Data records:
********************
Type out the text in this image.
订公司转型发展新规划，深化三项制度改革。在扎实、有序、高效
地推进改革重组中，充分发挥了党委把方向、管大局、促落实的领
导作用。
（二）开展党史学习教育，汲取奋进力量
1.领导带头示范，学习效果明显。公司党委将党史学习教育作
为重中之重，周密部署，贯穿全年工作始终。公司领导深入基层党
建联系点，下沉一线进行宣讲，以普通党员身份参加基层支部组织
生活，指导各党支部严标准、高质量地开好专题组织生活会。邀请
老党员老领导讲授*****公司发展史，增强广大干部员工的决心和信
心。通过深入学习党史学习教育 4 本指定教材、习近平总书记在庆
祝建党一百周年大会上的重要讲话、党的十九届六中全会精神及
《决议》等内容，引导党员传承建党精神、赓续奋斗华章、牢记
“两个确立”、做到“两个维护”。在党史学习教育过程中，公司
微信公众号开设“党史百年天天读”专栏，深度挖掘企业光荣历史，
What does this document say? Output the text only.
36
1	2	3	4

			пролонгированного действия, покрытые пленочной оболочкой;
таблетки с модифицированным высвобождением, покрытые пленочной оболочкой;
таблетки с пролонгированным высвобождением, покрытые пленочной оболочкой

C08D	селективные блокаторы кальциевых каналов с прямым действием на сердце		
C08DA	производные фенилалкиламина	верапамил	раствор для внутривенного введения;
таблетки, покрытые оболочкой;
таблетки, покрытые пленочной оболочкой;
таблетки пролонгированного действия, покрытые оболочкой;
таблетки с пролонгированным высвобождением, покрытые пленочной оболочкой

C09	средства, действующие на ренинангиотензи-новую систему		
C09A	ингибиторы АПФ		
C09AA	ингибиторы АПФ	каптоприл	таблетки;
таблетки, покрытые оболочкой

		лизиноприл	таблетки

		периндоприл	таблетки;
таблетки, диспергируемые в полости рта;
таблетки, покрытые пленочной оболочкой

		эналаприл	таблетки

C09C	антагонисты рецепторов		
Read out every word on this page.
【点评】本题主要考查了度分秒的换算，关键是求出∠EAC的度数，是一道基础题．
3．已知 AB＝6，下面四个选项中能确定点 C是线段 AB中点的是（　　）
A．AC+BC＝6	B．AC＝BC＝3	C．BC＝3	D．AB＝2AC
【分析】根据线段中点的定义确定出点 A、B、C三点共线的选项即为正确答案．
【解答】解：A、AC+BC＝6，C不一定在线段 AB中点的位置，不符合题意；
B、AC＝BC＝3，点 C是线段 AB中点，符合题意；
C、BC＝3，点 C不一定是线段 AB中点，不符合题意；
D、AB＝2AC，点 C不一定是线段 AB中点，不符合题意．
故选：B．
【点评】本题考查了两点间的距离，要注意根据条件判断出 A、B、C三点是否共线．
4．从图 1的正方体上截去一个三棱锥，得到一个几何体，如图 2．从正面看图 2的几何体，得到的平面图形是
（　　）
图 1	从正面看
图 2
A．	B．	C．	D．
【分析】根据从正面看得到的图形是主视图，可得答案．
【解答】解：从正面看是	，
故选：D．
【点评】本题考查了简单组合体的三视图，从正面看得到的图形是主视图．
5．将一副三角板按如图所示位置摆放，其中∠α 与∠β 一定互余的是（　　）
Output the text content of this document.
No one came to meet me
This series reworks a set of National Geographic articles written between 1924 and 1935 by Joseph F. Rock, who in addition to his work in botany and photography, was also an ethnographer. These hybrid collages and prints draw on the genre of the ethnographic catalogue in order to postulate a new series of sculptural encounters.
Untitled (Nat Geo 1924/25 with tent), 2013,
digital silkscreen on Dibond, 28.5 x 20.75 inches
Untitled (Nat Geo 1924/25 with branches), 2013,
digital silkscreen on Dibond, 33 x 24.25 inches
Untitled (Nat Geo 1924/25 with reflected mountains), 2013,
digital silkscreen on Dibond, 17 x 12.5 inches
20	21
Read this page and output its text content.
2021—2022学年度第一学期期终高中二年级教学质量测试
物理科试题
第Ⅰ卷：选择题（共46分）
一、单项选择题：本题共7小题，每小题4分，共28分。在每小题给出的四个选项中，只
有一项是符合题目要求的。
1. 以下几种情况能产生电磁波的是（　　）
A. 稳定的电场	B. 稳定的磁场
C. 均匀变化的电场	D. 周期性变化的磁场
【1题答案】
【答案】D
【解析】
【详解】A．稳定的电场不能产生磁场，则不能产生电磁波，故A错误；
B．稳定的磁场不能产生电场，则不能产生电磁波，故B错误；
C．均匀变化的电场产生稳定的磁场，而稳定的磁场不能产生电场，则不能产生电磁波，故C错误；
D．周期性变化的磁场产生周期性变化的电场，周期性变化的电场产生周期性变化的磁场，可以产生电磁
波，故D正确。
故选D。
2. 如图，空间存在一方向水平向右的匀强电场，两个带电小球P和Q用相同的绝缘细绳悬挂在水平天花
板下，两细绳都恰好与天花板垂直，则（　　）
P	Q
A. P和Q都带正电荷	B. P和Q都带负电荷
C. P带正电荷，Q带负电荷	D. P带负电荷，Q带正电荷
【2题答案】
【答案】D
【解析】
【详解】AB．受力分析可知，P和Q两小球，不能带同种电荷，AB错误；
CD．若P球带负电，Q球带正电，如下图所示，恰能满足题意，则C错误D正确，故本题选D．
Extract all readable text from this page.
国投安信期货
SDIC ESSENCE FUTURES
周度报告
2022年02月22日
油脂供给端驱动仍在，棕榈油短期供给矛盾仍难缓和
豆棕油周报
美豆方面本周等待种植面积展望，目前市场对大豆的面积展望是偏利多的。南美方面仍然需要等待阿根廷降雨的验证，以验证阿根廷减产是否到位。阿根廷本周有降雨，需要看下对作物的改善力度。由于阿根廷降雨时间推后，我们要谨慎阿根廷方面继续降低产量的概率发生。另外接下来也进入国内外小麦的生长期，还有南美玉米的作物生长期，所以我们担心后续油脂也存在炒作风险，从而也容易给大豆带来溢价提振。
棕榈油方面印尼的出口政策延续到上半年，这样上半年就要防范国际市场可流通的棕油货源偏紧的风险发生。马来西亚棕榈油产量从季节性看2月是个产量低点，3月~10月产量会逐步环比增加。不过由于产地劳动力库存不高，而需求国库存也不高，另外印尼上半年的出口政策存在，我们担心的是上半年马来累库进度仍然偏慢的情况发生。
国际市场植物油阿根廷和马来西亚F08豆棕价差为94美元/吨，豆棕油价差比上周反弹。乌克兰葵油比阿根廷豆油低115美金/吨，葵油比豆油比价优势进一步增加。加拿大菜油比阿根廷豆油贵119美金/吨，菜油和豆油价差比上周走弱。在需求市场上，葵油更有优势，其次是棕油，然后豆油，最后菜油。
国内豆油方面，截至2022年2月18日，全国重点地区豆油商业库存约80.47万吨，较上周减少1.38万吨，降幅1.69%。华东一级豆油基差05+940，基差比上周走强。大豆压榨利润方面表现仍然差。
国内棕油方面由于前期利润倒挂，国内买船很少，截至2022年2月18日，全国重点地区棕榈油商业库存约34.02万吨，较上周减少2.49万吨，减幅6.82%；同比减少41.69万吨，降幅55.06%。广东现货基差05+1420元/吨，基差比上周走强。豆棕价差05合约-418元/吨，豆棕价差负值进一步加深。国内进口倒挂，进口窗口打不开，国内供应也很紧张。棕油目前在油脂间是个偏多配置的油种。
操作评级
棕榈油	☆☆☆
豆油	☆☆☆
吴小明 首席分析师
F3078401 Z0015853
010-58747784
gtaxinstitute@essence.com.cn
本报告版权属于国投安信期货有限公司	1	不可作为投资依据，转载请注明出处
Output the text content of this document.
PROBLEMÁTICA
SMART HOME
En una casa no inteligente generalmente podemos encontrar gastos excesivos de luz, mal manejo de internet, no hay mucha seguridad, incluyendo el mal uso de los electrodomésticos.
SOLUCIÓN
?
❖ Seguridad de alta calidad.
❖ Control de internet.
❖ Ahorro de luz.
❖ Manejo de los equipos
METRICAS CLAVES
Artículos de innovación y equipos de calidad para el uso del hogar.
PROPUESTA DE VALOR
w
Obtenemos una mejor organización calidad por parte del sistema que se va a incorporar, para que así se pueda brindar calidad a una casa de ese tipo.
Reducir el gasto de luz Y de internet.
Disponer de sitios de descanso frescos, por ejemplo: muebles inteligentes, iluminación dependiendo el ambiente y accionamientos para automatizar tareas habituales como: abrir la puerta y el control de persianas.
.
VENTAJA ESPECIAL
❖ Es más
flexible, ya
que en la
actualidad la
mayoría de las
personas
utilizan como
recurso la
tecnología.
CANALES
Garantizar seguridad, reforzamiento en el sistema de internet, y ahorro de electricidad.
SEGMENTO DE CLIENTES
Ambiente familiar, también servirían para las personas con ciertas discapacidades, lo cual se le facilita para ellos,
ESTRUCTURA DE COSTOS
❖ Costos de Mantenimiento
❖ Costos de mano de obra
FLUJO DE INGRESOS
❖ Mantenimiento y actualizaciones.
********************
EXERCISE INSTRUCTIONS: Copy out each line of the data where the string "equipos" appears.

WORKED SOLUTION:
❖ Manejo de los equipos
Artículos de innovación y equipos de calidad para el uso del hogar.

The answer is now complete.